- WHAT IS NEEDED -
Copy, in full, each line of the material that holds the word "libre".

START

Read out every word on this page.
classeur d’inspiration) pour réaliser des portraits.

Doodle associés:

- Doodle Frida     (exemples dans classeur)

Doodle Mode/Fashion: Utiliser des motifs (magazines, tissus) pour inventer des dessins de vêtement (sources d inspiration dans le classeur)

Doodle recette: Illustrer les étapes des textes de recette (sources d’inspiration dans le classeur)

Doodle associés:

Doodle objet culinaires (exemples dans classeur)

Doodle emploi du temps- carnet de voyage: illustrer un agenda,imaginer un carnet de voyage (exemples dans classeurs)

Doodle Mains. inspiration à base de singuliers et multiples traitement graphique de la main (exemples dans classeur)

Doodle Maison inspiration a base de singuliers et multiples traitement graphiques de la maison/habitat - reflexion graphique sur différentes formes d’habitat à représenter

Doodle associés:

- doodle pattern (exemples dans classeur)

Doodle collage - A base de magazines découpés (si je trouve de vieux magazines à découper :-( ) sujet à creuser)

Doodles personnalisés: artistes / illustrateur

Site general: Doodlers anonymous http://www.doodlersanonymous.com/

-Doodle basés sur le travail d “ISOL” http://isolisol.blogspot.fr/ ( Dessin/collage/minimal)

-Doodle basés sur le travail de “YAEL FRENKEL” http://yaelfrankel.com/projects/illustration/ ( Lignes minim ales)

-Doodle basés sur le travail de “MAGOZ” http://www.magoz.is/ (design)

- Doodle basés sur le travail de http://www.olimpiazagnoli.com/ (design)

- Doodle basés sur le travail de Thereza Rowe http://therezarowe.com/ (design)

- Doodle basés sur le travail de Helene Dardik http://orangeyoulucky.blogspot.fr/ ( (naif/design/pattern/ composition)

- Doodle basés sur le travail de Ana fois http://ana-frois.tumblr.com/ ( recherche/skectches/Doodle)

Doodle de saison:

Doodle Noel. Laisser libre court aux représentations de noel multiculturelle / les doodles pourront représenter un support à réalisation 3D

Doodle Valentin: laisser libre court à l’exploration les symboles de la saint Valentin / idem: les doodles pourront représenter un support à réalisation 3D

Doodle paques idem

END

- SOLUTION FOR THIS TASK -
Doodle Noel. Laisser libre court aux représentations de noel multiculturelle / les doodles pourront représenter un support à réalisation 3D
Doodle Valentin: laisser libre court à l’exploration les symboles de la saint Valentin / idem: les doodles pourront représenter un support à réalisation 3D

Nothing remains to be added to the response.